Raw records
####
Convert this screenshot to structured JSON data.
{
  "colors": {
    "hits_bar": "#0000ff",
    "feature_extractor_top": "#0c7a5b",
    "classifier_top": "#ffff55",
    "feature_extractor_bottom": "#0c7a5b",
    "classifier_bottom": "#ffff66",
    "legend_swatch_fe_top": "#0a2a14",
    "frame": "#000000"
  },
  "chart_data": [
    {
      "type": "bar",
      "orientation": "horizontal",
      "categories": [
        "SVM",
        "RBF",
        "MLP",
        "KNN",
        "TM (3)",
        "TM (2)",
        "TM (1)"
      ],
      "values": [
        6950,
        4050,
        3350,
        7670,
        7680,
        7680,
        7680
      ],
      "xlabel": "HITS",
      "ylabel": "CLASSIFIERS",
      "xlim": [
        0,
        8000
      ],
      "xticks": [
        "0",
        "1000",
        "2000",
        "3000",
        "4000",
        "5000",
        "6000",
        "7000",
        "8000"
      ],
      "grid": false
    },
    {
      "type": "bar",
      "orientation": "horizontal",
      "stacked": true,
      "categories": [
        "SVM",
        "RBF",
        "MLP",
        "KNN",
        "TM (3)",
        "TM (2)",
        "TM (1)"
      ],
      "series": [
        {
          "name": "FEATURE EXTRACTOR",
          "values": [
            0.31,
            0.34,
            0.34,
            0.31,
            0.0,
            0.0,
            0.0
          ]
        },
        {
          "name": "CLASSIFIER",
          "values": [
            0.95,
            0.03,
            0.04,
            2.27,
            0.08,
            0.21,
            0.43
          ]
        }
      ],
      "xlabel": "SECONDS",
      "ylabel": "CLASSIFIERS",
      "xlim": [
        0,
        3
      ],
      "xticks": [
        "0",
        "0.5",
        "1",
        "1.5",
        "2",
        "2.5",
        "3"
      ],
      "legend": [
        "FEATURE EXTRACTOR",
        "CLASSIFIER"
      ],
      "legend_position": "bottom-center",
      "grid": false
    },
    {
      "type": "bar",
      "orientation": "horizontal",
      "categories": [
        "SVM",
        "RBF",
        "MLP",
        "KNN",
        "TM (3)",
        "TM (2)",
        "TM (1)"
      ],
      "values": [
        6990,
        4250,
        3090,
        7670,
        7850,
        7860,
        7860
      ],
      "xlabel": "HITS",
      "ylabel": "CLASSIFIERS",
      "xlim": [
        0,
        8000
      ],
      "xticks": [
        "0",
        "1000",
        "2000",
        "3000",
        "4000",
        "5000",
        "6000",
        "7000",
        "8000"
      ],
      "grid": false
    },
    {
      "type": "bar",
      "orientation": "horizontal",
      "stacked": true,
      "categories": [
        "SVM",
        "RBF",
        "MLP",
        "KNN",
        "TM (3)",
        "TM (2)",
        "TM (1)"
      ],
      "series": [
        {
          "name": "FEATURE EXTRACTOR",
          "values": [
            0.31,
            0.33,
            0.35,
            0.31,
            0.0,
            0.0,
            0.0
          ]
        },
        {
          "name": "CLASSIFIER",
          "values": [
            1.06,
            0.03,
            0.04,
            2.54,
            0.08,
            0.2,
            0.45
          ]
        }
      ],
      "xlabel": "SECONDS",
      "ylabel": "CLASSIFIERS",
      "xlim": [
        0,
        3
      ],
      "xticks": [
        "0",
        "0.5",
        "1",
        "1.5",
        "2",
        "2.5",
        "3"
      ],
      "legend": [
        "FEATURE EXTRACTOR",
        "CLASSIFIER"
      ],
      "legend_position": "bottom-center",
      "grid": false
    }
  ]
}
####
* [Given problem]: The lines above should be duplicated exactly.

* [Exercise response]:
Convert this screenshot to structured JSON data.
{
  "colors": {
    "hits_bar": "#0000ff",
    "feature_extractor_top": "#0c7a5b",
    "classifier_top": "#ffff55",
    "feature_extractor_bottom": "#0c7a5b",
    "classifier_bottom": "#ffff66",
    "legend_swatch_fe_top": "#0a2a14",
    "frame": "#000000"
  },
  "chart_data": [
    {
      "type": "bar",
      "orientation": "horizontal",
      "categories": [
        "SVM",
        "RBF",
        "MLP",
        "KNN",
        "TM (3)",
        "TM (2)",
        "TM (1)"
      ],
      "values": [
        6950,
        4050,
        3350,
        7670,
        7680,
        7680,
        7680
      ],
      "xlabel": "HITS",
      "ylabel": "CLASSIFIERS",
      "xlim": [
        0,
        8000
      ],
      "xticks": [
        "0",
        "1000",
        "2000",
        "3000",
        "4000",
        "5000",
        "6000",
        "7000",
        "8000"
      ],
      "grid": false
    },
    {
      "type": "bar",
      "orientation": "horizontal",
      "stacked": true,
      "categories": [
        "SVM",
        "RBF",
        "MLP",
        "KNN",
        "TM (3)",
        "TM (2)",
        "TM (1)"
      ],
      "series": [
        {
          "name": "FEATURE EXTRACTOR",
          "values": [
            0.31,
            0.34,
            0.34,
            0.31,
            0.0,
            0.0,
            0.0
          ]
        },
        {
          "name": "CLASSIFIER",
          "values": [
            0.95,
            0.03,
            0.04,
            2.27,
            0.08,
            0.21,
            0.43
          ]
        }
      ],
      "xlabel": "SECONDS",
      "ylabel": "CLASSIFIERS",
      "xlim": [
        0,
        3
      ],
      "xticks": [
        "0",
        "0.5",
        "1",
        "1.5",
        "2",
        "2.5",
        "3"
      ],
      "legend": [
        "FEATURE EXTRACTOR",
        "CLASSIFIER"
      ],
      "legend_position": "bottom-center",
      "grid": false
    },
    {
      "type": "bar",
      "orientation": "horizontal",
      "categories": [
        "SVM",
        "RBF",
        "MLP",
        "KNN",
        "TM (3)",
        "TM (2)",
        "TM (1)"
      ],
      "values": [
        6990,
        4250,
        3090,
        7670,
        7850,
        7860,
        7860
      ],
      "xlabel": "HITS",
      "ylabel": "CLASSIFIERS",
      "xlim": [
        0,
        8000
      ],
      "xticks": [
        "0",
        "1000",
        "2000",
        "3000",
        "4000",
        "5000",
        "6000",
        "7000",
        "8000"
      ],
      "grid": false
    },
    {
      "type": "bar",
      "orientation": "horizontal",
      "stacked": true,
      "categories": [
        "SVM",
        "RBF",
        "MLP",
        "KNN",
        "TM (3)",
        "TM (2)",
        "TM (1)"
      ],
      "series": [
        {
          "name": "FEATURE EXTRACTOR",
          "values": [
            0.31,
            0.33,
            0.35,
            0.31,
            0.0,
            0.0,
            0.0
          ]
        },
        {
          "name": "CLASSIFIER",
          "values": [
            1.06,
            0.03,
            0.04,
            2.54,
            0.08,
            0.2,
            0.45
          ]
        }
      ],
      "xlabel": "SECONDS",
      "ylabel": "CLASSIFIERS",
      "xlim": [
        0,
        3
      ],
      "xticks": [
        "0",
        "0.5",
        "1",
        "1.5",
        "2",
        "2.5",
        "3"
      ],
      "legend": [
        "FEATURE EXTRACTOR",
        "CLASSIFIER"
      ],
      "legend_position": "bottom-center",
      "grid": false
    }
  ]
}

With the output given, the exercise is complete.